→ **DIRECTION**: The listing beneath should be written out in full, exactly as shown.

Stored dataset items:

** START **

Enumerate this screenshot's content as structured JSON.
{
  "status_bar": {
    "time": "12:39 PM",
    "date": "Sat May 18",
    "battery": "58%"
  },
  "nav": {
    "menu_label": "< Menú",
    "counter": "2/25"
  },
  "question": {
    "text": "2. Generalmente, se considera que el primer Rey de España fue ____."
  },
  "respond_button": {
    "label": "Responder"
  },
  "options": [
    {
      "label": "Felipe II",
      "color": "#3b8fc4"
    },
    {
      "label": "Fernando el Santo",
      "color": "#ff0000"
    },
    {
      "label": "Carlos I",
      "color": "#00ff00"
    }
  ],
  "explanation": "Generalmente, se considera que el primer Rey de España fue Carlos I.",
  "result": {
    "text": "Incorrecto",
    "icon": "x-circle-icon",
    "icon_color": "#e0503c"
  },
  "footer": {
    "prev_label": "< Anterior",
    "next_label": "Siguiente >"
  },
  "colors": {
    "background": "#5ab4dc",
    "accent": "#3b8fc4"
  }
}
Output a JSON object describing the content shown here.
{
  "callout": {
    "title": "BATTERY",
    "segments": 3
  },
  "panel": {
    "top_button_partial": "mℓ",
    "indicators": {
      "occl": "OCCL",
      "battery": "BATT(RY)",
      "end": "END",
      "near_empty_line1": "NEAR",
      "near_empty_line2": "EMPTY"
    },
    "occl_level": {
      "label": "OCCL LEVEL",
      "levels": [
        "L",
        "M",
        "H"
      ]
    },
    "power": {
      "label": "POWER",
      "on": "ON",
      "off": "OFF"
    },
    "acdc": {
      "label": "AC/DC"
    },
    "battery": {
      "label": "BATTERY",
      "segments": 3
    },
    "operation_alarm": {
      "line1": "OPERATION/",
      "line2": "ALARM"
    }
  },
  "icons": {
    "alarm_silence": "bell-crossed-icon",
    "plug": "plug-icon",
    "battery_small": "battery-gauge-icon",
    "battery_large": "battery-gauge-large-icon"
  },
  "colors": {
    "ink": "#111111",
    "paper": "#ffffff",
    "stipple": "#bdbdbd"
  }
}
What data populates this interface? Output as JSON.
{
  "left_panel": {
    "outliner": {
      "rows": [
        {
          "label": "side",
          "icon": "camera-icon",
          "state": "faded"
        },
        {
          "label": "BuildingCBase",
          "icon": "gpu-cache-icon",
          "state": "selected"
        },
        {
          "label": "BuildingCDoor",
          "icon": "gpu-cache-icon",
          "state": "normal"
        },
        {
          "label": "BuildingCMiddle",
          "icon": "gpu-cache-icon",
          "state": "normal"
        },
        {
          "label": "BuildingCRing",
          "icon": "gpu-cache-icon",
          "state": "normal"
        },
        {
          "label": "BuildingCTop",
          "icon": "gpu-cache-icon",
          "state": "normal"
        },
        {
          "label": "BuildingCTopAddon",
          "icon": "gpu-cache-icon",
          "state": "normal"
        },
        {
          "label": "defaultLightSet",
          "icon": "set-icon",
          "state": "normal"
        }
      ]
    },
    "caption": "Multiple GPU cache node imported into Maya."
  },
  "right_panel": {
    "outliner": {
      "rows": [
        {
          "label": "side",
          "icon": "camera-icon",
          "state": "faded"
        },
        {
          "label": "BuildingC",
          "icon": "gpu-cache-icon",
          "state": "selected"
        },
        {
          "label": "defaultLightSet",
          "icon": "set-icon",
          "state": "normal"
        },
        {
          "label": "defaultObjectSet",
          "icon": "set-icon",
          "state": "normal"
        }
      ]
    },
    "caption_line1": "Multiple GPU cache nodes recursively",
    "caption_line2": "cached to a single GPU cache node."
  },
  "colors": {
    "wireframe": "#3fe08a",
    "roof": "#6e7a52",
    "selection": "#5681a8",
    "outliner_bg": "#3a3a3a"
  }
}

** END **

→ **TASK ANSWER**:
Enumerate this screenshot's content as structured JSON.
{
  "status_bar": {
    "time": "12:39 PM",
    "date": "Sat May 18",
    "battery": "58%"
  },
  "nav": {
    "menu_label": "< Menú",
    "counter": "2/25"
  },
  "question": {
    "text": "2. Generalmente, se considera que el primer Rey de España fue ____."
  },
  "respond_button": {
    "label": "Responder"
  },
  "options": [
    {
      "label": "Felipe II",
      "color": "#3b8fc4"
    },
    {
      "label": "Fernando el Santo",
      "color": "#ff0000"
    },
    {
      "label": "Carlos I",
      "color": "#00ff00"
    }
  ],
  "explanation": "Generalmente, se considera que el primer Rey de España fue Carlos I.",
  "result": {
    "text": "Incorrecto",
    "icon": "x-circle-icon",
    "icon_color": "#e0503c"
  },
  "footer": {
    "prev_label": "< Anterior",
    "next_label": "Siguiente >"
  },
  "colors": {
    "background": "#5ab4dc",
    "accent": "#3b8fc4"
  }
}
Output a JSON object describing the content shown here.
{
  "callout": {
    "title": "BATTERY",
    "segments": 3
  },
  "panel": {
    "top_button_partial": "mℓ",
    "indicators": {
      "occl": "OCCL",
      "battery": "BATT(RY)",
      "end": "END",
      "near_empty_line1": "NEAR",
      "near_empty_line2": "EMPTY"
    },
    "occl_level": {
      "label": "OCCL LEVEL",
      "levels": [
        "L",
        "M",
        "H"
      ]
    },
    "power": {
      "label": "POWER",
      "on": "ON",
      "off": "OFF"
    },
    "acdc": {
      "label": "AC/DC"
    },
    "battery": {
      "label": "BATTERY",
      "segments": 3
    },
    "operation_alarm": {
      "line1": "OPERATION/",
      "line2": "ALARM"
    }
  },
  "icons": {
    "alarm_silence": "bell-crossed-icon",
    "plug": "plug-icon",
    "battery_small": "battery-gauge-icon",
    "battery_large": "battery-gauge-large-icon"
  },
  "colors": {
    "ink": "#111111",
    "paper": "#ffffff",
    "stipple": "#bdbdbd"
  }
}
What data populates this interface? Output as JSON.
{
  "left_panel": {
    "outliner": {
      "rows": [
        {
          "label": "side",
          "icon": "camera-icon",
          "state": "faded"
        },
        {
          "label": "BuildingCBase",
          "icon": "gpu-cache-icon",
          "state": "selected"
        },
        {
          "label": "BuildingCDoor",
          "icon": "gpu-cache-icon",
          "state": "normal"
        },
        {
          "label": "BuildingCMiddle",
          "icon": "gpu-cache-icon",
          "state": "normal"
        },
        {
          "label": "BuildingCRing",
          "icon": "gpu-cache-icon",
          "state": "normal"
        },
        {
          "label": "BuildingCTop",
          "icon": "gpu-cache-icon",
          "state": "normal"
        },
        {
          "label": "BuildingCTopAddon",
          "icon": "gpu-cache-icon",
          "state": "normal"
        },
        {
          "label": "defaultLightSet",
          "icon": "set-icon",
          "state": "normal"
        }
      ]
    },
    "caption": "Multiple GPU cache node imported into Maya."
  },
  "right_panel": {
    "outliner": {
      "rows": [
        {
          "label": "side",
          "icon": "camera-icon",
          "state": "faded"
        },
        {
          "label": "BuildingC",
          "icon": "gpu-cache-icon",
          "state": "selected"
        },
        {
          "label": "defaultLightSet",
          "icon": "set-icon",
          "state": "normal"
        },
        {
          "label": "defaultObjectSet",
          "icon": "set-icon",
          "state": "normal"
        }
      ]
    },
    "caption_line1": "Multiple GPU cache nodes recursively",
    "caption_line2": "cached to a single GPU cache node."
  },
  "colors": {
    "wireframe": "#3fe08a",
    "roof": "#6e7a52",
    "selection": "#5681a8",
    "outliner_bg": "#3a3a3a"
  }
}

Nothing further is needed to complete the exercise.